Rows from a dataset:
━━━━━━━━━━

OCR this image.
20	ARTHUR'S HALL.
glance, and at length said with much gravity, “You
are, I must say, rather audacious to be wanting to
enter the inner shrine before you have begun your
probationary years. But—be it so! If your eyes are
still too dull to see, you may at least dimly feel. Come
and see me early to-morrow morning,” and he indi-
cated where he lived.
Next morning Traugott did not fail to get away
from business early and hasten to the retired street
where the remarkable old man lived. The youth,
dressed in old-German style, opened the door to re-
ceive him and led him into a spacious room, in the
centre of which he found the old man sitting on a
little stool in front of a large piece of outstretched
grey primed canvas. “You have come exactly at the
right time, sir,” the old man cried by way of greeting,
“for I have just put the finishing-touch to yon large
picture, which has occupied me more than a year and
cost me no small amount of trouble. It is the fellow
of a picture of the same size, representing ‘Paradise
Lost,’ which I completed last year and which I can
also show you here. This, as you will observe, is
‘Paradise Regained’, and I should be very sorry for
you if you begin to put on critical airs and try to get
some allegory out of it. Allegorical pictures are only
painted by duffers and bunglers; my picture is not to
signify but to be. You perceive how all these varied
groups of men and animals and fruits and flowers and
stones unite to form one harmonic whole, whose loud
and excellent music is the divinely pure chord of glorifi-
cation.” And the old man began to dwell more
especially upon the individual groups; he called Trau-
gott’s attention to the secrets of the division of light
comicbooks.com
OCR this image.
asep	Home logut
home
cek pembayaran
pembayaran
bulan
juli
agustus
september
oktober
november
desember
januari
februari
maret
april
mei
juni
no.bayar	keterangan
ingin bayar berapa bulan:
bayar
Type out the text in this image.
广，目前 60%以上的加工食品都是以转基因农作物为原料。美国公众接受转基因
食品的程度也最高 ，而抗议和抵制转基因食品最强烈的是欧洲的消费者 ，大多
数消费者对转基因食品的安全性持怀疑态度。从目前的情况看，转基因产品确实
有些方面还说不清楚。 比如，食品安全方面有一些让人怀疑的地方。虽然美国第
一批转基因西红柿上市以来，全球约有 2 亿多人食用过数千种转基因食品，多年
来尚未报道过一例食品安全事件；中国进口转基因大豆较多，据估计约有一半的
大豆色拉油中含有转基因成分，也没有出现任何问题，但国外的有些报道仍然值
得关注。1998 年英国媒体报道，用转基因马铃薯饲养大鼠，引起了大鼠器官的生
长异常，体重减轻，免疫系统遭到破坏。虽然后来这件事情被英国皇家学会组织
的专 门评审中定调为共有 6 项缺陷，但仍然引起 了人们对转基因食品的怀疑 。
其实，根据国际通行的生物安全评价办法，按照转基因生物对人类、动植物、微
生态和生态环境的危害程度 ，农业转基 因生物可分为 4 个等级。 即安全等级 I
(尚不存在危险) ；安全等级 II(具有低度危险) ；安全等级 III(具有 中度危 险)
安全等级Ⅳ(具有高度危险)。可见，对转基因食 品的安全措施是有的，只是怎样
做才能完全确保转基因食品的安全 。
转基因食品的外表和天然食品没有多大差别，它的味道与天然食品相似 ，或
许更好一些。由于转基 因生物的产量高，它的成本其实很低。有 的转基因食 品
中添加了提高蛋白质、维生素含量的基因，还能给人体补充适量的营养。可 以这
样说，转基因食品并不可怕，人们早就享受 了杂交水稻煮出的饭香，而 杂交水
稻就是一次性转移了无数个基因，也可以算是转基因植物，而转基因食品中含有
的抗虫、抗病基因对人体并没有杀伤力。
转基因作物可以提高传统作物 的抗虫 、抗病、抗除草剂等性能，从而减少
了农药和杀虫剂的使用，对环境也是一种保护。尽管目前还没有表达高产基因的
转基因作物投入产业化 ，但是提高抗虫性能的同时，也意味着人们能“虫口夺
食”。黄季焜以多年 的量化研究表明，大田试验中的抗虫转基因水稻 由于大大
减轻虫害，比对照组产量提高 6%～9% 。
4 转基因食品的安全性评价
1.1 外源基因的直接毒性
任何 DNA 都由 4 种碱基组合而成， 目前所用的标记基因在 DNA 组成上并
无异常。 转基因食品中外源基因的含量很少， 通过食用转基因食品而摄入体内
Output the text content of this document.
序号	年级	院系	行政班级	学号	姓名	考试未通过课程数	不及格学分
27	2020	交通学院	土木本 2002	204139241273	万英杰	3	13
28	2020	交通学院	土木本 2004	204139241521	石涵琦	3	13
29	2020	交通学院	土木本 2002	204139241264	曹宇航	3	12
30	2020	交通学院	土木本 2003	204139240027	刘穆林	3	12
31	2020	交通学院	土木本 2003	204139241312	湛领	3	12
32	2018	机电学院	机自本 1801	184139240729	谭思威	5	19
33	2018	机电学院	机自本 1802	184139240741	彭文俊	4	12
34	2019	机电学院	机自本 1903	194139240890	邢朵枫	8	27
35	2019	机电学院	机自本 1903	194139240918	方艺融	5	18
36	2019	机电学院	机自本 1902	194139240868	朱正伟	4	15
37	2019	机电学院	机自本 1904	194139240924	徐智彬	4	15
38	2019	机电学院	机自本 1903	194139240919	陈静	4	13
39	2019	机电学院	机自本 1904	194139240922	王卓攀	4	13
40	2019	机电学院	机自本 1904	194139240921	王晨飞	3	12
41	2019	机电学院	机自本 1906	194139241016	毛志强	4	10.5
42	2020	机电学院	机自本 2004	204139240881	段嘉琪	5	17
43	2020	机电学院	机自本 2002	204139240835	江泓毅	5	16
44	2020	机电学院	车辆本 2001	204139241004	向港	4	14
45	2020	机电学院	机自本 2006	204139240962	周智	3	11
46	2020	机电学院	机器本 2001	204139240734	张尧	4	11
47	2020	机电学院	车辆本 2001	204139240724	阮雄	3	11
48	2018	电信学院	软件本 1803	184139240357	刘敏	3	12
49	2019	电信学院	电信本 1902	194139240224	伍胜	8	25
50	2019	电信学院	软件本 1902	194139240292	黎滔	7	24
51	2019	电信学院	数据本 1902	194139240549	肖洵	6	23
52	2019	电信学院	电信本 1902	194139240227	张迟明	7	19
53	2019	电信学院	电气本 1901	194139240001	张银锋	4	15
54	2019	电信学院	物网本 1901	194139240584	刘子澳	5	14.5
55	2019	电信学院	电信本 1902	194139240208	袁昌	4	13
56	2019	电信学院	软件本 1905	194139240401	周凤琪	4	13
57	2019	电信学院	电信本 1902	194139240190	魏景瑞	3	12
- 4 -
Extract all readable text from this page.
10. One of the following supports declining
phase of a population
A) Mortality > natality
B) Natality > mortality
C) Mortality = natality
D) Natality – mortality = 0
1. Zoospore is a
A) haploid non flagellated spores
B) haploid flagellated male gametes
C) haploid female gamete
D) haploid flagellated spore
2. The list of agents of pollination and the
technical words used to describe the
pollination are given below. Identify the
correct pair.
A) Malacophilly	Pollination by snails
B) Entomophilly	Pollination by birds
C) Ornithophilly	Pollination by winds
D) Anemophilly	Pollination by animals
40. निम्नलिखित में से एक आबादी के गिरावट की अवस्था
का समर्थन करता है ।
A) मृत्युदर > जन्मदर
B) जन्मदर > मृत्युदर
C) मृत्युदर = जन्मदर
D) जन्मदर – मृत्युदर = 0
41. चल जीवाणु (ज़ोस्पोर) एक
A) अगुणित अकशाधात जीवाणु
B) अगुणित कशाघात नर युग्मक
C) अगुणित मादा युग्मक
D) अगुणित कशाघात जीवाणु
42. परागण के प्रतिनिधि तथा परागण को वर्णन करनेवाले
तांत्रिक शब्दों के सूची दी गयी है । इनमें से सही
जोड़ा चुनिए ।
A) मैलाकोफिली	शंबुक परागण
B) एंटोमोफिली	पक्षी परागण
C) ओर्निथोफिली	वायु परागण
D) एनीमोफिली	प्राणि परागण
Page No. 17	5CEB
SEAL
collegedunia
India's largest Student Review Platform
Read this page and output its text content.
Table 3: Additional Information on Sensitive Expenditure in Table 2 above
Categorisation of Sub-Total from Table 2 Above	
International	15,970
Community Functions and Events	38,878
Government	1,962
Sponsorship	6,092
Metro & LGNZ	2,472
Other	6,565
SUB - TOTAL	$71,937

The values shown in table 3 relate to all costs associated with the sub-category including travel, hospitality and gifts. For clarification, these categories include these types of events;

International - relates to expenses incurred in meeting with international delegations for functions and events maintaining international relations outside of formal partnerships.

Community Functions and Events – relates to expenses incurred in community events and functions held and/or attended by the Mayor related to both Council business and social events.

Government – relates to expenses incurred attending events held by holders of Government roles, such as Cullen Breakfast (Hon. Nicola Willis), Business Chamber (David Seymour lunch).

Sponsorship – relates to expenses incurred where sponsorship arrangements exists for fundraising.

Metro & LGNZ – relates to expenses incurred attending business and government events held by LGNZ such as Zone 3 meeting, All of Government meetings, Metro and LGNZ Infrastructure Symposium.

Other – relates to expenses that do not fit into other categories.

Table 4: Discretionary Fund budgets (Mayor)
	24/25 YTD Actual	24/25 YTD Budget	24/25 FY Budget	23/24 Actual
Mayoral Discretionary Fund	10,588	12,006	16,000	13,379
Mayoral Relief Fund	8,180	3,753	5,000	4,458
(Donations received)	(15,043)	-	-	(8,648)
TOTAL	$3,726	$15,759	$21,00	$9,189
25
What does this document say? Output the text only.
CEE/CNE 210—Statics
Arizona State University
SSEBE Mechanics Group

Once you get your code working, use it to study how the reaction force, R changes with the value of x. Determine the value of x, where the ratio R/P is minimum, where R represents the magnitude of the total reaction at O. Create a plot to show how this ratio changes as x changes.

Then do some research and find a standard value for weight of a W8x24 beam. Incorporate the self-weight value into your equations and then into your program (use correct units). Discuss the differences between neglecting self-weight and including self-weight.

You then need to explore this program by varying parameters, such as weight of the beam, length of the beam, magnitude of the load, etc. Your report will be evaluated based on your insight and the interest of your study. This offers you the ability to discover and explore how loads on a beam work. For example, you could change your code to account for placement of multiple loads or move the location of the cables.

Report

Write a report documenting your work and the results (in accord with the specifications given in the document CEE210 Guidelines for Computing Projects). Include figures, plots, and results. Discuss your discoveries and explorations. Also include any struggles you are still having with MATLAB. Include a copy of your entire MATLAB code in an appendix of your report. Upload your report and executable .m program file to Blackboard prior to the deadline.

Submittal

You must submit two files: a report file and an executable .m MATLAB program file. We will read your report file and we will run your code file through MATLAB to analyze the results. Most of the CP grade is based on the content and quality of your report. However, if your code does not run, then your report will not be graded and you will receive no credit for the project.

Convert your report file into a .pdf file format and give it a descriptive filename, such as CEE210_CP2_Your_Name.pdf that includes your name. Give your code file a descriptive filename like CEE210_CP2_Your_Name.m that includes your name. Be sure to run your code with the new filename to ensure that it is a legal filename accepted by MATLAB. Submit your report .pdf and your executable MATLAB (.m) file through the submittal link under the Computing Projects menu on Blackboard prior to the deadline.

━━━━━━━━━━

Short exercise:
Identify and copy all lines with the word "that".

Answer to this task:
Other – relates to expenses that do not fit into other categories.
Convert your report file into a .pdf file format and give it a descriptive filename, such as CEE210_CP2_Your_Name.pdf that includes your name. Give your code file a descriptive filename like CEE210_CP2_Your_Name.m that includes your name. Be sure to run your code with the new filename to ensure that it is a legal filename accepted by MATLAB. Submit your report .pdf and your executable MATLAB (.m) file through the submittal link under the Computing Projects menu on Blackboard prior to the deadline.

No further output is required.